Please copy the material below line for line without changing a character, and leave the pictures out.

/---

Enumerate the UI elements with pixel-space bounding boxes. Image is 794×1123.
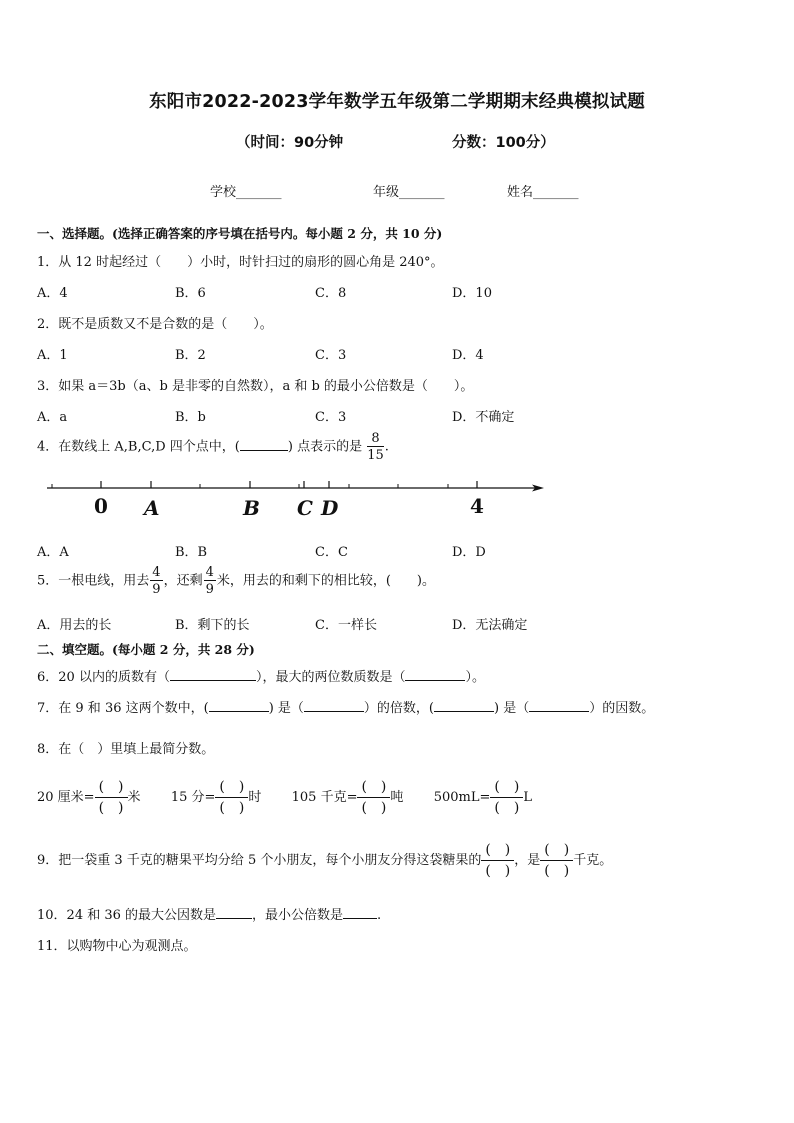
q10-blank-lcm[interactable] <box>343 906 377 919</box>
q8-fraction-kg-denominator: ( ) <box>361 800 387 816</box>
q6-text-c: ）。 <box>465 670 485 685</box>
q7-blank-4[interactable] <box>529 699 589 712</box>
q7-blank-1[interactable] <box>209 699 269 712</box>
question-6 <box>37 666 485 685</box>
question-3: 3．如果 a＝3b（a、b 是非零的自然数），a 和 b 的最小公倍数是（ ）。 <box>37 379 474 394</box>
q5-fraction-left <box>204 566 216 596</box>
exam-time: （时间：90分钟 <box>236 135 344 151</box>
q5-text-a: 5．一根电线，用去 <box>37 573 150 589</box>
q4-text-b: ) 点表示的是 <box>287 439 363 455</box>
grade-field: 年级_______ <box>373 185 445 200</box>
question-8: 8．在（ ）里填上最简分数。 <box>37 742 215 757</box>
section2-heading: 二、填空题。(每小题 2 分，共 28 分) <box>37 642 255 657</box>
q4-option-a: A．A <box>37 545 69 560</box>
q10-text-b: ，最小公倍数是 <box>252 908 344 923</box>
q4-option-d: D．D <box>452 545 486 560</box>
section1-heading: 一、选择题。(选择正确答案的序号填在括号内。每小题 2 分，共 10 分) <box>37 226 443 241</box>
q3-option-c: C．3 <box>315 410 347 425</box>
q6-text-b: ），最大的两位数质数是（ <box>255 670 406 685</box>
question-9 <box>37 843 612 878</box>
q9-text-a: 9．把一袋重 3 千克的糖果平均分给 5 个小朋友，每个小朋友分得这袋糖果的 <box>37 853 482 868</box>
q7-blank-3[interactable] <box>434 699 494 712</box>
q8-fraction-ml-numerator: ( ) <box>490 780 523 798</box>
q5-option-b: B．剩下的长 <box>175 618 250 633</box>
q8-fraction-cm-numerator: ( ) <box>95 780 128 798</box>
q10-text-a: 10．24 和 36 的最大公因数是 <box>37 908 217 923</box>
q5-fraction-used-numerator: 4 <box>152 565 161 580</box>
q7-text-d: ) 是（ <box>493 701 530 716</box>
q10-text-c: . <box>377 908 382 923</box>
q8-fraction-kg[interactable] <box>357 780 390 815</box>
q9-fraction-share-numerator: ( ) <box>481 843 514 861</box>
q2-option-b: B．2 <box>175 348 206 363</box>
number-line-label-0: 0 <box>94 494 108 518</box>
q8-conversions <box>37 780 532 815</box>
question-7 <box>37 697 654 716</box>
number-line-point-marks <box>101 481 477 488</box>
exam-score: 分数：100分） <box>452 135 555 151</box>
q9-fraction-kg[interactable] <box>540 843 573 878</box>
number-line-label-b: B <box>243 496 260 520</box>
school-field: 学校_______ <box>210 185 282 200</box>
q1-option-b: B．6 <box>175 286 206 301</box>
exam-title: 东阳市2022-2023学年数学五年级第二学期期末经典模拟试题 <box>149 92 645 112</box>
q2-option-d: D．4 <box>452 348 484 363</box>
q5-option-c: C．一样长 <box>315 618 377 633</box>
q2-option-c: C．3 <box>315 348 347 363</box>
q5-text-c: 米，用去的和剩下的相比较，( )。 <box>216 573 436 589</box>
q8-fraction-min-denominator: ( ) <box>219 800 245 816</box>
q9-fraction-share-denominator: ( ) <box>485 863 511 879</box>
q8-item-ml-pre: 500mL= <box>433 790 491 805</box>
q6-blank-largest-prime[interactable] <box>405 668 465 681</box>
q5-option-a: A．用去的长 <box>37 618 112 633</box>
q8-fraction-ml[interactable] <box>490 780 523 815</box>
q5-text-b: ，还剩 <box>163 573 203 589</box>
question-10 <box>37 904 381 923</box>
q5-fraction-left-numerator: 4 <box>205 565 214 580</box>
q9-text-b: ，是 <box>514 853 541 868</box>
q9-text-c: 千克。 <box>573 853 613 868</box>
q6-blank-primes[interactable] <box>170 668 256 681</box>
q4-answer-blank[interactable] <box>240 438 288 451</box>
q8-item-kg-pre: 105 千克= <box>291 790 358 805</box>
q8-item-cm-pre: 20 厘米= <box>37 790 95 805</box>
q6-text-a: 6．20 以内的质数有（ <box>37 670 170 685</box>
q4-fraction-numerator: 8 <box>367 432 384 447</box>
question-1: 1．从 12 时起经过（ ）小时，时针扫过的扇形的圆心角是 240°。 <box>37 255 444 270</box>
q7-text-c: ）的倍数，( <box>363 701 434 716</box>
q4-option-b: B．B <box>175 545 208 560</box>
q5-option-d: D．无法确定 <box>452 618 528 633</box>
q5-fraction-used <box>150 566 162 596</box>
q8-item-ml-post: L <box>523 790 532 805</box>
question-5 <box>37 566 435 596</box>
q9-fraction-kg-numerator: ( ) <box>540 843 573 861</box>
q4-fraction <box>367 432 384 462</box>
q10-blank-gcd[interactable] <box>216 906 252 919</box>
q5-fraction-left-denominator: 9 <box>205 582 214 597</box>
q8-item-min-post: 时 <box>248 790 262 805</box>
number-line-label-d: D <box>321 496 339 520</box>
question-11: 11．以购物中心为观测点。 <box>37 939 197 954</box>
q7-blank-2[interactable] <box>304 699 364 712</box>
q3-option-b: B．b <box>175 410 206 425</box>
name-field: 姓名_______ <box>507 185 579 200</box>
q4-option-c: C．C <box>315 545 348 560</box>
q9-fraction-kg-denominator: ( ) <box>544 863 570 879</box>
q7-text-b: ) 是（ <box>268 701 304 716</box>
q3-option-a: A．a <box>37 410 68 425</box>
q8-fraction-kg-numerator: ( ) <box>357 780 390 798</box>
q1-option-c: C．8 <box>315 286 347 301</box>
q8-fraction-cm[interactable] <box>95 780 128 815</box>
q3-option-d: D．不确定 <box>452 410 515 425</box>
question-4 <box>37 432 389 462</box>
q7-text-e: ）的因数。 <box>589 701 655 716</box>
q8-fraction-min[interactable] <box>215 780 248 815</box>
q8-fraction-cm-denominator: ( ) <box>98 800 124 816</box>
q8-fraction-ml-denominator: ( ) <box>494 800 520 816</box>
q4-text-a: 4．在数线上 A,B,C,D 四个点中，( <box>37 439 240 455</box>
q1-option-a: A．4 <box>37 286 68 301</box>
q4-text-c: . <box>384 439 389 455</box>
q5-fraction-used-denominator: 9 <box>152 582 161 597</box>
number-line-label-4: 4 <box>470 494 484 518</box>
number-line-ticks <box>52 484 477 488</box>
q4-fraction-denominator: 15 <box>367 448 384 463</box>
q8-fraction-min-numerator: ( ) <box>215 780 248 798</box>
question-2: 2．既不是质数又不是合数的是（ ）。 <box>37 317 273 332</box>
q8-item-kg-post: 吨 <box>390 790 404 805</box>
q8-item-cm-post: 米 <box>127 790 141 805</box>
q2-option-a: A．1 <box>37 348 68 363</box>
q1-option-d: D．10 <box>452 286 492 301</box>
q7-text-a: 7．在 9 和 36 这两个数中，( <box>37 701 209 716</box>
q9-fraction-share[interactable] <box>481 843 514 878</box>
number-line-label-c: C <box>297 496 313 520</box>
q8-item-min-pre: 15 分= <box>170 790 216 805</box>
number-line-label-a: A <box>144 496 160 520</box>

\---

Written answer:
Enumerate the UI elements with pixel-space bounding boxes. Image is 794×1123.
q10-blank-lcm[interactable] <box>343 906 377 919</box>
q8-fraction-kg-denominator: ( ) <box>361 800 387 816</box>
q6-text-c: ）。 <box>465 670 485 685</box>
q7-blank-4[interactable] <box>529 699 589 712</box>
q7-blank-1[interactable] <box>209 699 269 712</box>
question-6 <box>37 666 485 685</box>
question-3: 3．如果 a＝3b（a、b 是非零的自然数），a 和 b 的最小公倍数是（ ）。 <box>37 379 474 394</box>
q5-fraction-left <box>204 566 216 596</box>
exam-time: （时间：90分钟 <box>236 135 344 151</box>
q5-text-a: 5．一根电线，用去 <box>37 573 150 589</box>
q4-text-b: ) 点表示的是 <box>287 439 363 455</box>
grade-field: 年级_______ <box>373 185 445 200</box>
question-8: 8．在（ ）里填上最简分数。 <box>37 742 215 757</box>
section2-heading: 二、填空题。(每小题 2 分，共 28 分) <box>37 642 255 657</box>
q4-option-a: A．A <box>37 545 69 560</box>
q10-text-b: ，最小公倍数是 <box>252 908 344 923</box>
q4-option-d: D．D <box>452 545 486 560</box>
section1-heading: 一、选择题。(选择正确答案的序号填在括号内。每小题 2 分，共 10 分) <box>37 226 443 241</box>
q3-option-c: C．3 <box>315 410 347 425</box>
q6-text-b: ），最大的两位数质数是（ <box>255 670 406 685</box>
question-9 <box>37 843 612 878</box>
q9-text-a: 9．把一袋重 3 千克的糖果平均分给 5 个小朋友，每个小朋友分得这袋糖果的 <box>37 853 482 868</box>
q7-blank-3[interactable] <box>434 699 494 712</box>
q8-fraction-ml-numerator: ( ) <box>490 780 523 798</box>
q5-option-b: B．剩下的长 <box>175 618 250 633</box>
q8-fraction-cm-numerator: ( ) <box>95 780 128 798</box>
q10-text-a: 10．24 和 36 的最大公因数是 <box>37 908 217 923</box>
q5-fraction-used-numerator: 4 <box>152 565 161 580</box>
q7-text-d: ) 是（ <box>493 701 530 716</box>
q10-text-c: . <box>377 908 382 923</box>
q8-fraction-kg[interactable] <box>357 780 390 815</box>
q9-fraction-share-numerator: ( ) <box>481 843 514 861</box>
q2-option-b: B．2 <box>175 348 206 363</box>
number-line-label-0: 0 <box>94 494 108 518</box>
q8-conversions <box>37 780 532 815</box>
question-7 <box>37 697 654 716</box>
number-line-point-marks <box>101 481 477 488</box>
exam-score: 分数：100分） <box>452 135 555 151</box>
q9-fraction-kg[interactable] <box>540 843 573 878</box>
number-line-label-b: B <box>243 496 260 520</box>
school-field: 学校_______ <box>210 185 282 200</box>
q1-option-b: B．6 <box>175 286 206 301</box>
exam-title: 东阳市2022-2023学年数学五年级第二学期期末经典模拟试题 <box>149 92 645 112</box>
q2-option-d: D．4 <box>452 348 484 363</box>
q5-option-c: C．一样长 <box>315 618 377 633</box>
q2-option-c: C．3 <box>315 348 347 363</box>
q5-text-c: 米，用去的和剩下的相比较，( )。 <box>216 573 436 589</box>
q8-fraction-min-denominator: ( ) <box>219 800 245 816</box>
q9-fraction-share-denominator: ( ) <box>485 863 511 879</box>
q8-item-ml-pre: 500mL= <box>433 790 491 805</box>
q6-blank-largest-prime[interactable] <box>405 668 465 681</box>
q5-option-a: A．用去的长 <box>37 618 112 633</box>
q8-fraction-ml[interactable] <box>490 780 523 815</box>
q5-text-b: ，还剩 <box>163 573 203 589</box>
question-10 <box>37 904 381 923</box>
q5-fraction-left-numerator: 4 <box>205 565 214 580</box>
q9-text-b: ，是 <box>514 853 541 868</box>
q9-text-c: 千克。 <box>573 853 613 868</box>
q6-blank-primes[interactable] <box>170 668 256 681</box>
q4-answer-blank[interactable] <box>240 438 288 451</box>
q8-item-kg-pre: 105 千克= <box>291 790 358 805</box>
q8-item-cm-pre: 20 厘米= <box>37 790 95 805</box>
q6-text-a: 6．20 以内的质数有（ <box>37 670 170 685</box>
q4-fraction-numerator: 8 <box>367 432 384 447</box>
question-1: 1．从 12 时起经过（ ）小时，时针扫过的扇形的圆心角是 240°。 <box>37 255 444 270</box>
q7-text-c: ）的倍数，( <box>363 701 434 716</box>
q4-option-b: B．B <box>175 545 208 560</box>
q5-option-d: D．无法确定 <box>452 618 528 633</box>
q5-fraction-used <box>150 566 162 596</box>
q8-item-ml-post: L <box>523 790 532 805</box>
question-5 <box>37 566 435 596</box>
q9-fraction-kg-numerator: ( ) <box>540 843 573 861</box>
q4-fraction <box>367 432 384 462</box>
q10-blank-gcd[interactable] <box>216 906 252 919</box>
q5-fraction-left-denominator: 9 <box>205 582 214 597</box>
q8-item-min-post: 时 <box>248 790 262 805</box>
number-line-label-d: D <box>321 496 339 520</box>
question-11: 11．以购物中心为观测点。 <box>37 939 197 954</box>
q7-blank-2[interactable] <box>304 699 364 712</box>
q3-option-b: B．b <box>175 410 206 425</box>
name-field: 姓名_______ <box>507 185 579 200</box>
q4-option-c: C．C <box>315 545 348 560</box>
q9-fraction-kg-denominator: ( ) <box>544 863 570 879</box>
q7-text-b: ) 是（ <box>268 701 304 716</box>
q3-option-a: A．a <box>37 410 68 425</box>
q8-fraction-kg-numerator: ( ) <box>357 780 390 798</box>
q1-option-c: C．8 <box>315 286 347 301</box>
q8-fraction-cm[interactable] <box>95 780 128 815</box>
q3-option-d: D．不确定 <box>452 410 515 425</box>
question-4 <box>37 432 389 462</box>
q7-text-e: ）的因数。 <box>589 701 655 716</box>
q8-fraction-min[interactable] <box>215 780 248 815</box>
q8-fraction-cm-denominator: ( ) <box>98 800 124 816</box>
q8-fraction-ml-denominator: ( ) <box>494 800 520 816</box>
q4-text-a: 4．在数线上 A,B,C,D 四个点中，( <box>37 439 240 455</box>
q1-option-a: A．4 <box>37 286 68 301</box>
q4-text-c: . <box>384 439 389 455</box>
q5-fraction-used-denominator: 9 <box>152 582 161 597</box>
number-line-label-4: 4 <box>470 494 484 518</box>
number-line-ticks <box>52 484 477 488</box>
q4-fraction-denominator: 15 <box>367 448 384 463</box>
q8-fraction-min-numerator: ( ) <box>215 780 248 798</box>
question-2: 2．既不是质数又不是合数的是（ ）。 <box>37 317 273 332</box>
q8-item-kg-post: 吨 <box>390 790 404 805</box>
q8-item-cm-post: 米 <box>127 790 141 805</box>
q2-option-a: A．1 <box>37 348 68 363</box>
q1-option-d: D．10 <box>452 286 492 301</box>
q7-text-a: 7．在 9 和 36 这两个数中，( <box>37 701 209 716</box>
q9-fraction-share[interactable] <box>481 843 514 878</box>
number-line-label-c: C <box>297 496 313 520</box>
q8-item-min-pre: 15 分= <box>170 790 216 805</box>
number-line-label-a: A <box>144 496 160 520</box>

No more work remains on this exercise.